DESCRIPTION OF THE TASK:
Give the records back in full, exactly as they read.

Figure contents as structured data:
□ □ □ □

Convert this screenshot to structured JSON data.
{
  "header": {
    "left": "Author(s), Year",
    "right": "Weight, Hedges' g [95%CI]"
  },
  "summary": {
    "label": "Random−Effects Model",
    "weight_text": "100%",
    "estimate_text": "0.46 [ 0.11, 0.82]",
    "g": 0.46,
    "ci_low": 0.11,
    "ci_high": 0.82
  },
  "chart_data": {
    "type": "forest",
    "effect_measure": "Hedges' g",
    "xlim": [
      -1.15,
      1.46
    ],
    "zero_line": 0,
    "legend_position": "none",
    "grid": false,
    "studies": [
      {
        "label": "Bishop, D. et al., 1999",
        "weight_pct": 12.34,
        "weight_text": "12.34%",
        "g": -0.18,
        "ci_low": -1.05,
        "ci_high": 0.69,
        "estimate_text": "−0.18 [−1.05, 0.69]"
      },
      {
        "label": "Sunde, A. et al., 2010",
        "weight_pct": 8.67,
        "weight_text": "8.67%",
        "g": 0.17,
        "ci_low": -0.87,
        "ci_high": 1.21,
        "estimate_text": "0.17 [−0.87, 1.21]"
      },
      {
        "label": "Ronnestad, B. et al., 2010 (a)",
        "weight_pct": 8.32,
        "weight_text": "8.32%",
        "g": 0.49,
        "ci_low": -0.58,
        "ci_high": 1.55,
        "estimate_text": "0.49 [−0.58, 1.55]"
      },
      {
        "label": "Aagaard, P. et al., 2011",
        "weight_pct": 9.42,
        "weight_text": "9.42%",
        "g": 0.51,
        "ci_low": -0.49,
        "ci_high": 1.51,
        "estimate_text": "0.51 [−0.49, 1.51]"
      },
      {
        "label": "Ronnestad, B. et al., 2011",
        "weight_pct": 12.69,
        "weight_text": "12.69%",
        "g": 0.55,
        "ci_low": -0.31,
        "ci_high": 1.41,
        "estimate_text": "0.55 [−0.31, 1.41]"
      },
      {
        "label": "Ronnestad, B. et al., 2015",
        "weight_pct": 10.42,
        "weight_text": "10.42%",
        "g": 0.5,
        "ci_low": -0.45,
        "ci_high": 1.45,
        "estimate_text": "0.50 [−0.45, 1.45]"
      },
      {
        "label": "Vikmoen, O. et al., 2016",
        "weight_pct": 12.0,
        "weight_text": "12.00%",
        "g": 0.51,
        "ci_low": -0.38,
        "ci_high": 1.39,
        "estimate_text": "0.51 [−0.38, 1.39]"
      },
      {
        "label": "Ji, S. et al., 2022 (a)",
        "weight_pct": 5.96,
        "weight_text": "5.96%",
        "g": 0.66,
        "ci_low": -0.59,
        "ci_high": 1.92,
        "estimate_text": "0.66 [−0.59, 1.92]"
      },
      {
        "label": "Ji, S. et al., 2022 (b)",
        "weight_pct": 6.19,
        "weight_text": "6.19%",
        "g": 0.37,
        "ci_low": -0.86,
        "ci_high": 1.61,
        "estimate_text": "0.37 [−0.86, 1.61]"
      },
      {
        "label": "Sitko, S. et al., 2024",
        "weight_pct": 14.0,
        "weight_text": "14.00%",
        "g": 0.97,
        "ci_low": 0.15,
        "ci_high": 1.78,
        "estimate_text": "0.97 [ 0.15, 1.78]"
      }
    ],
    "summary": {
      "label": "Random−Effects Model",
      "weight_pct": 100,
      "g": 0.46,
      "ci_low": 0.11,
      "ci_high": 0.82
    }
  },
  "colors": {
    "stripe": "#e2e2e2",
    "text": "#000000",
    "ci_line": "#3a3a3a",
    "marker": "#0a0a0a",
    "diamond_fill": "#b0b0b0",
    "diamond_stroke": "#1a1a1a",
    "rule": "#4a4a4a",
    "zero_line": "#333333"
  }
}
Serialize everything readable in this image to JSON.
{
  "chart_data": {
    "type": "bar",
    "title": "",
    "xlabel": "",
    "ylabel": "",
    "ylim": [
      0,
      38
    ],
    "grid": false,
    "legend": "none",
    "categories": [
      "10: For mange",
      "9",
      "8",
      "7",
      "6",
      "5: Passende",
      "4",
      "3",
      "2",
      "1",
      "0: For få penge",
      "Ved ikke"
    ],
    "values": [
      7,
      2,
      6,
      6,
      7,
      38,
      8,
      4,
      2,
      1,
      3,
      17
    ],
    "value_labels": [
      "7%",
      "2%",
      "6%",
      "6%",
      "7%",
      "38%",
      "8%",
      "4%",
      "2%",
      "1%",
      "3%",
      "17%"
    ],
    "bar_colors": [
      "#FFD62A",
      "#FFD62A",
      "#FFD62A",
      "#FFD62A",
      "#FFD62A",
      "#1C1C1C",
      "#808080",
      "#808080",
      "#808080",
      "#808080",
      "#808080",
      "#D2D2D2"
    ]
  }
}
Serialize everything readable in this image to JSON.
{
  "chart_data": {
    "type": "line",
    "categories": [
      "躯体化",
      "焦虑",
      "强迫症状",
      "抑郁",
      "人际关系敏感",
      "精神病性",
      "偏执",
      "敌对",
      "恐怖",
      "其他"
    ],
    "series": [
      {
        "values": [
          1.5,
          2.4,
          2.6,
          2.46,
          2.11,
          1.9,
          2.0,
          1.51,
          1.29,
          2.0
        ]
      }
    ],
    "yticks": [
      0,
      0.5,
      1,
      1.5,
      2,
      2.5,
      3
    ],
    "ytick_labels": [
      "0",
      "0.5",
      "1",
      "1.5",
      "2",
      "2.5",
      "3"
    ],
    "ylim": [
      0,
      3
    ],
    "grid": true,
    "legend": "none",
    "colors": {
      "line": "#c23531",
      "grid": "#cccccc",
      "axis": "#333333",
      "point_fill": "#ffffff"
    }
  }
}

□ □ □ □

RESPONSE BELOW:
Convert this screenshot to structured JSON data.
{
  "header": {
    "left": "Author(s), Year",
    "right": "Weight, Hedges' g [95%CI]"
  },
  "summary": {
    "label": "Random−Effects Model",
    "weight_text": "100%",
    "estimate_text": "0.46 [ 0.11, 0.82]",
    "g": 0.46,
    "ci_low": 0.11,
    "ci_high": 0.82
  },
  "chart_data": {
    "type": "forest",
    "effect_measure": "Hedges' g",
    "xlim": [
      -1.15,
      1.46
    ],
    "zero_line": 0,
    "legend_position": "none",
    "grid": false,
    "studies": [
      {
        "label": "Bishop, D. et al., 1999",
        "weight_pct": 12.34,
        "weight_text": "12.34%",
        "g": -0.18,
        "ci_low": -1.05,
        "ci_high": 0.69,
        "estimate_text": "−0.18 [−1.05, 0.69]"
      },
      {
        "label": "Sunde, A. et al., 2010",
        "weight_pct": 8.67,
        "weight_text": "8.67%",
        "g": 0.17,
        "ci_low": -0.87,
        "ci_high": 1.21,
        "estimate_text": "0.17 [−0.87, 1.21]"
      },
      {
        "label": "Ronnestad, B. et al., 2010 (a)",
        "weight_pct": 8.32,
        "weight_text": "8.32%",
        "g": 0.49,
        "ci_low": -0.58,
        "ci_high": 1.55,
        "estimate_text": "0.49 [−0.58, 1.55]"
      },
      {
        "label": "Aagaard, P. et al., 2011",
        "weight_pct": 9.42,
        "weight_text": "9.42%",
        "g": 0.51,
        "ci_low": -0.49,
        "ci_high": 1.51,
        "estimate_text": "0.51 [−0.49, 1.51]"
      },
      {
        "label": "Ronnestad, B. et al., 2011",
        "weight_pct": 12.69,
        "weight_text": "12.69%",
        "g": 0.55,
        "ci_low": -0.31,
        "ci_high": 1.41,
        "estimate_text": "0.55 [−0.31, 1.41]"
      },
      {
        "label": "Ronnestad, B. et al., 2015",
        "weight_pct": 10.42,
        "weight_text": "10.42%",
        "g": 0.5,
        "ci_low": -0.45,
        "ci_high": 1.45,
        "estimate_text": "0.50 [−0.45, 1.45]"
      },
      {
        "label": "Vikmoen, O. et al., 2016",
        "weight_pct": 12.0,
        "weight_text": "12.00%",
        "g": 0.51,
        "ci_low": -0.38,
        "ci_high": 1.39,
        "estimate_text": "0.51 [−0.38, 1.39]"
      },
      {
        "label": "Ji, S. et al., 2022 (a)",
        "weight_pct": 5.96,
        "weight_text": "5.96%",
        "g": 0.66,
        "ci_low": -0.59,
        "ci_high": 1.92,
        "estimate_text": "0.66 [−0.59, 1.92]"
      },
      {
        "label": "Ji, S. et al., 2022 (b)",
        "weight_pct": 6.19,
        "weight_text": "6.19%",
        "g": 0.37,
        "ci_low": -0.86,
        "ci_high": 1.61,
        "estimate_text": "0.37 [−0.86, 1.61]"
      },
      {
        "label": "Sitko, S. et al., 2024",
        "weight_pct": 14.0,
        "weight_text": "14.00%",
        "g": 0.97,
        "ci_low": 0.15,
        "ci_high": 1.78,
        "estimate_text": "0.97 [ 0.15, 1.78]"
      }
    ],
    "summary": {
      "label": "Random−Effects Model",
      "weight_pct": 100,
      "g": 0.46,
      "ci_low": 0.11,
      "ci_high": 0.82
    }
  },
  "colors": {
    "stripe": "#e2e2e2",
    "text": "#000000",
    "ci_line": "#3a3a3a",
    "marker": "#0a0a0a",
    "diamond_fill": "#b0b0b0",
    "diamond_stroke": "#1a1a1a",
    "rule": "#4a4a4a",
    "zero_line": "#333333"
  }
}
Serialize everything readable in this image to JSON.
{
  "chart_data": {
    "type": "bar",
    "title": "",
    "xlabel": "",
    "ylabel": "",
    "ylim": [
      0,
      38
    ],
    "grid": false,
    "legend": "none",
    "categories": [
      "10: For mange",
      "9",
      "8",
      "7",
      "6",
      "5: Passende",
      "4",
      "3",
      "2",
      "1",
      "0: For få penge",
      "Ved ikke"
    ],
    "values": [
      7,
      2,
      6,
      6,
      7,
      38,
      8,
      4,
      2,
      1,
      3,
      17
    ],
    "value_labels": [
      "7%",
      "2%",
      "6%",
      "6%",
      "7%",
      "38%",
      "8%",
      "4%",
      "2%",
      "1%",
      "3%",
      "17%"
    ],
    "bar_colors": [
      "#FFD62A",
      "#FFD62A",
      "#FFD62A",
      "#FFD62A",
      "#FFD62A",
      "#1C1C1C",
      "#808080",
      "#808080",
      "#808080",
      "#808080",
      "#808080",
      "#D2D2D2"
    ]
  }
}
Serialize everything readable in this image to JSON.
{
  "chart_data": {
    "type": "line",
    "categories": [
      "躯体化",
      "焦虑",
      "强迫症状",
      "抑郁",
      "人际关系敏感",
      "精神病性",
      "偏执",
      "敌对",
      "恐怖",
      "其他"
    ],
    "series": [
      {
        "values": [
          1.5,
          2.4,
          2.6,
          2.46,
          2.11,
          1.9,
          2.0,
          1.51,
          1.29,
          2.0
        ]
      }
    ],
    "yticks": [
      0,
      0.5,
      1,
      1.5,
      2,
      2.5,
      3
    ],
    "ytick_labels": [
      "0",
      "0.5",
      "1",
      "1.5",
      "2",
      "2.5",
      "3"
    ],
    "ylim": [
      0,
      3
    ],
    "grid": true,
    "legend": "none",
    "colors": {
      "line": "#c23531",
      "grid": "#cccccc",
      "axis": "#333333",
      "point_fill": "#ffffff"
    }
  }
}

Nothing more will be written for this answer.